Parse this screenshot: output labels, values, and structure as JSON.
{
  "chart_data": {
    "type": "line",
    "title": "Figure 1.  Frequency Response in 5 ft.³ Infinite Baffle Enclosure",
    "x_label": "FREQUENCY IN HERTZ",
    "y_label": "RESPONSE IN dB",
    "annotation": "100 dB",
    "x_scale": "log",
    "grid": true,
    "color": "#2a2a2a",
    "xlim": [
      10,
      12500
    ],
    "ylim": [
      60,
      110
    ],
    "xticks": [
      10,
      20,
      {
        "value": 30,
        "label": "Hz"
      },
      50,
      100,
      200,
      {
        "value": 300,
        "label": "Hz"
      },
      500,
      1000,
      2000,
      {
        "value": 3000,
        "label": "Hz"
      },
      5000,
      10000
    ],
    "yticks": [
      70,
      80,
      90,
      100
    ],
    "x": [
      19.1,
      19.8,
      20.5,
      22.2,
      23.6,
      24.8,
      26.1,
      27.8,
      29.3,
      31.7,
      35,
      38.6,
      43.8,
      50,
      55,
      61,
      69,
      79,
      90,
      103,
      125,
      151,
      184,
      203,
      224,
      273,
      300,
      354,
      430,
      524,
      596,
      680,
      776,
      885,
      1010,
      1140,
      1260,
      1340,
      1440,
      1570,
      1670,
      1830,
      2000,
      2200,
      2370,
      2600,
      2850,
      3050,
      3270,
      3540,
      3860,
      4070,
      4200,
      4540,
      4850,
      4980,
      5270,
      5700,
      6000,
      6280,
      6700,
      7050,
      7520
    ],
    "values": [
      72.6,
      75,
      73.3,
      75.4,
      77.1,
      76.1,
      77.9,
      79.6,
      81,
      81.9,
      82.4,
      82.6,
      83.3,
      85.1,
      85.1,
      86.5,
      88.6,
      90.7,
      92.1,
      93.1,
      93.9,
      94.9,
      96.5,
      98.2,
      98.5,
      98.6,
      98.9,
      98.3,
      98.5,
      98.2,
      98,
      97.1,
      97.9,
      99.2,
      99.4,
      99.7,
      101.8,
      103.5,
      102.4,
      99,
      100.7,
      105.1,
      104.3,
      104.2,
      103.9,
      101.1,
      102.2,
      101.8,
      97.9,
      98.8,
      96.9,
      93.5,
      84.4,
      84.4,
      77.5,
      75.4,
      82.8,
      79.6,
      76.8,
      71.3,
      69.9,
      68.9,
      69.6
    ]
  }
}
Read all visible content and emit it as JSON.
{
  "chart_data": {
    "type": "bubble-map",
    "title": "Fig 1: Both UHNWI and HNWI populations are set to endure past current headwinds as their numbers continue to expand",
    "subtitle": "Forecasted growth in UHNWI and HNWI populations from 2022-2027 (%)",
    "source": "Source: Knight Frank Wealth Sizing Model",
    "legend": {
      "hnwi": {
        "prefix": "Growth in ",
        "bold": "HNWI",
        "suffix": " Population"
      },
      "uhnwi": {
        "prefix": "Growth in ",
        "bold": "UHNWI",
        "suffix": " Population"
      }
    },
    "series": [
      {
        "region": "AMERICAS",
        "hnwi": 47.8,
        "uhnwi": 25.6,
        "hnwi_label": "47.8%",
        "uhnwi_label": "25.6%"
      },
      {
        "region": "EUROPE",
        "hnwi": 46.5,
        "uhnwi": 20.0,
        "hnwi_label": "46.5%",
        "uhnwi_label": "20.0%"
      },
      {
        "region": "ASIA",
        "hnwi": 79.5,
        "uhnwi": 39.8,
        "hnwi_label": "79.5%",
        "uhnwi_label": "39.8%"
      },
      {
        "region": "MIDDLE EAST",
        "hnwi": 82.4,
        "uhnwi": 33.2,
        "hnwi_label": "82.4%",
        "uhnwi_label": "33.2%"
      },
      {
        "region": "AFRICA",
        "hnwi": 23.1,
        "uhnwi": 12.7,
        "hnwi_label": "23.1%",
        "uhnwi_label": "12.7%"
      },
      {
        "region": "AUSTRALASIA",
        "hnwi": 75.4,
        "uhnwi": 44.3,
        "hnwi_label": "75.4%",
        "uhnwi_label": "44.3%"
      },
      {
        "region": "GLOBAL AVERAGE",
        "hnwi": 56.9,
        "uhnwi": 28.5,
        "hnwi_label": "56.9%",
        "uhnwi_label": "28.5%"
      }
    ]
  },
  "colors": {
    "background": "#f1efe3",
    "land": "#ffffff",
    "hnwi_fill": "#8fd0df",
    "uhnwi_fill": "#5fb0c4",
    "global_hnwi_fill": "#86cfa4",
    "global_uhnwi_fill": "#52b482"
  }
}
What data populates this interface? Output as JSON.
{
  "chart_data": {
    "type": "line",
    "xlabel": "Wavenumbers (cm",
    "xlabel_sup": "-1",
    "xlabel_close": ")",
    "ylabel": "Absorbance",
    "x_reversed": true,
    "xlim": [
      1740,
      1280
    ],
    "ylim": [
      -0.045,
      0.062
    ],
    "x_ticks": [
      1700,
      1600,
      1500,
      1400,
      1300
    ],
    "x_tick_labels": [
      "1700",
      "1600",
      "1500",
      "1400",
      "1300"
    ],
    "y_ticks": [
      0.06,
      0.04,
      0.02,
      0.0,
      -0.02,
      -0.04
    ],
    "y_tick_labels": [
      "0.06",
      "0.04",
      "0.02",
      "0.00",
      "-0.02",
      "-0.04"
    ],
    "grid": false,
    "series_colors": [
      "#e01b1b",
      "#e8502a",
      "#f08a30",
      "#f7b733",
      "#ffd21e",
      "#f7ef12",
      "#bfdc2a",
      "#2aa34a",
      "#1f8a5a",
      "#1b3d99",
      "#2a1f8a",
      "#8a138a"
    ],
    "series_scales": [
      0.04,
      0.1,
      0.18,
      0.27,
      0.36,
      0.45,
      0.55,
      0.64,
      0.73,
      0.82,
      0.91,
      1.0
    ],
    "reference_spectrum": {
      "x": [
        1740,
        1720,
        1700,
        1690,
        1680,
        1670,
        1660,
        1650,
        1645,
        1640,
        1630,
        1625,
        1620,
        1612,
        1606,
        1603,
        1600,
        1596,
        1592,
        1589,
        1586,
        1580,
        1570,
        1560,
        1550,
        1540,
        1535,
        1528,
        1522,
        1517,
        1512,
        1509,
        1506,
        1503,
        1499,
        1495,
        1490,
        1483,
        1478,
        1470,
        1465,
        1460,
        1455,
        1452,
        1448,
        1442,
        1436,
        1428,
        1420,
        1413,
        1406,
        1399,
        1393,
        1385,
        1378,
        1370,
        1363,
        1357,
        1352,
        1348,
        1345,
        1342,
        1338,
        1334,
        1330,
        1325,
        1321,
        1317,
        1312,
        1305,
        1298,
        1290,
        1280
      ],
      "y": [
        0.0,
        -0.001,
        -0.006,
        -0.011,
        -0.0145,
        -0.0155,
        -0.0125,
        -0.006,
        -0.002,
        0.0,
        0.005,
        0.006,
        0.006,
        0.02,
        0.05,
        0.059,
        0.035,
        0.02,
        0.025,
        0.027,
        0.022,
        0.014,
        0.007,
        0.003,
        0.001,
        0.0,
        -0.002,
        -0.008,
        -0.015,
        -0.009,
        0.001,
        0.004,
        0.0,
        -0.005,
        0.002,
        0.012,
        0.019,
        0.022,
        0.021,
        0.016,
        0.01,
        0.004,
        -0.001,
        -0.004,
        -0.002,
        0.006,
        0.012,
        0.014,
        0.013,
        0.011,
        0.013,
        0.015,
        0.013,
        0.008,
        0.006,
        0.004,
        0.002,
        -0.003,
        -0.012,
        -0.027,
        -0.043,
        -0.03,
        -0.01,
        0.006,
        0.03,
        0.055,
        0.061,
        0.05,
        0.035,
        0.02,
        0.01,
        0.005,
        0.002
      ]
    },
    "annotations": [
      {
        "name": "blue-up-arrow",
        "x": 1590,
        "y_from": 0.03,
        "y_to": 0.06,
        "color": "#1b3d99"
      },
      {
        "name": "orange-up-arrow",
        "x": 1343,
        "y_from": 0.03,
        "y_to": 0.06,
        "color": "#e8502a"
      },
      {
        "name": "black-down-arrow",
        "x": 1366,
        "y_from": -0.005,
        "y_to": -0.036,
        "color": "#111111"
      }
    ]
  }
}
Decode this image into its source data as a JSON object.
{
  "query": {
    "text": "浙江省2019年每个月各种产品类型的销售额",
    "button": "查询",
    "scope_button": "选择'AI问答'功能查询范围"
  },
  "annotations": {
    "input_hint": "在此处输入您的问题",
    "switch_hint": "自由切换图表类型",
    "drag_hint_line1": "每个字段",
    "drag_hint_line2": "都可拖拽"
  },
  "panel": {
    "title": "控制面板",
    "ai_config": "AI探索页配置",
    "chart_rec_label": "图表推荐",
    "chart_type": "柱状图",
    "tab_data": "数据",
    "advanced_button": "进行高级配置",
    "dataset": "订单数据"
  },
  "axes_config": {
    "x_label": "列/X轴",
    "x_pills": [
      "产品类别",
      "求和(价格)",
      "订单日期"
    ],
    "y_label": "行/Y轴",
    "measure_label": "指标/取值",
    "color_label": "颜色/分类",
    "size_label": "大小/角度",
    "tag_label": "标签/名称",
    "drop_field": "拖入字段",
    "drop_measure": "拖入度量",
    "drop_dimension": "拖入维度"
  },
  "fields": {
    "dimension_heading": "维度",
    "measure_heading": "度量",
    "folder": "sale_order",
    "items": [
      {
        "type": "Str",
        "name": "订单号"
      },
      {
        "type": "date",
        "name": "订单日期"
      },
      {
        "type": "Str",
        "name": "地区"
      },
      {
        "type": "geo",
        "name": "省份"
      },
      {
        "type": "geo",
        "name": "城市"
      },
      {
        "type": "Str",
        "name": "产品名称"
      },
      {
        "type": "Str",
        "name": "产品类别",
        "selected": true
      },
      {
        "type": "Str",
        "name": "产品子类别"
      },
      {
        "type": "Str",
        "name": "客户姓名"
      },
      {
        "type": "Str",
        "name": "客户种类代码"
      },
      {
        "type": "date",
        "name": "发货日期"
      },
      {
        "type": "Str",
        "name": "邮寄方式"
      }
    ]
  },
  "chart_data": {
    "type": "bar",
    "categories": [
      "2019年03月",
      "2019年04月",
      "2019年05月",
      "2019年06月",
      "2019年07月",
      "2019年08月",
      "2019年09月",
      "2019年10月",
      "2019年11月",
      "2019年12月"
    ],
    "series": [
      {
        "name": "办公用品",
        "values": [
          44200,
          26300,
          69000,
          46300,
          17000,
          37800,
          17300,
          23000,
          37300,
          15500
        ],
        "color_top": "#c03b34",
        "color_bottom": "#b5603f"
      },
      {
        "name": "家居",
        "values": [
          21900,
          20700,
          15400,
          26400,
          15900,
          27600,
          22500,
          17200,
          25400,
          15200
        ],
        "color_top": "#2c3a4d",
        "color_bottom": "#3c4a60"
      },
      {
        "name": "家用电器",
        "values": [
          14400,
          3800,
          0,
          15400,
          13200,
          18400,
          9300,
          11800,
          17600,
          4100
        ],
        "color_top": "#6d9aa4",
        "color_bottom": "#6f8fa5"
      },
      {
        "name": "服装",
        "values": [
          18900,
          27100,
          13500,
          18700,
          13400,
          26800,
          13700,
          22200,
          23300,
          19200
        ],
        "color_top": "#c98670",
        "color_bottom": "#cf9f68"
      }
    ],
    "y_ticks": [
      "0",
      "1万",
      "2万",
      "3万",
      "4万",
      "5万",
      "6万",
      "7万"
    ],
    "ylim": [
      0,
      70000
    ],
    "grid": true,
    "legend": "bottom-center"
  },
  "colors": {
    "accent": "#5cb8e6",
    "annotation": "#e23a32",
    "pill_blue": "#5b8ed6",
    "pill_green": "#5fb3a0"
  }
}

» Prompt:
The records are above. How many lines in them contain the word "this"? Give the number alone.

» Solution:
3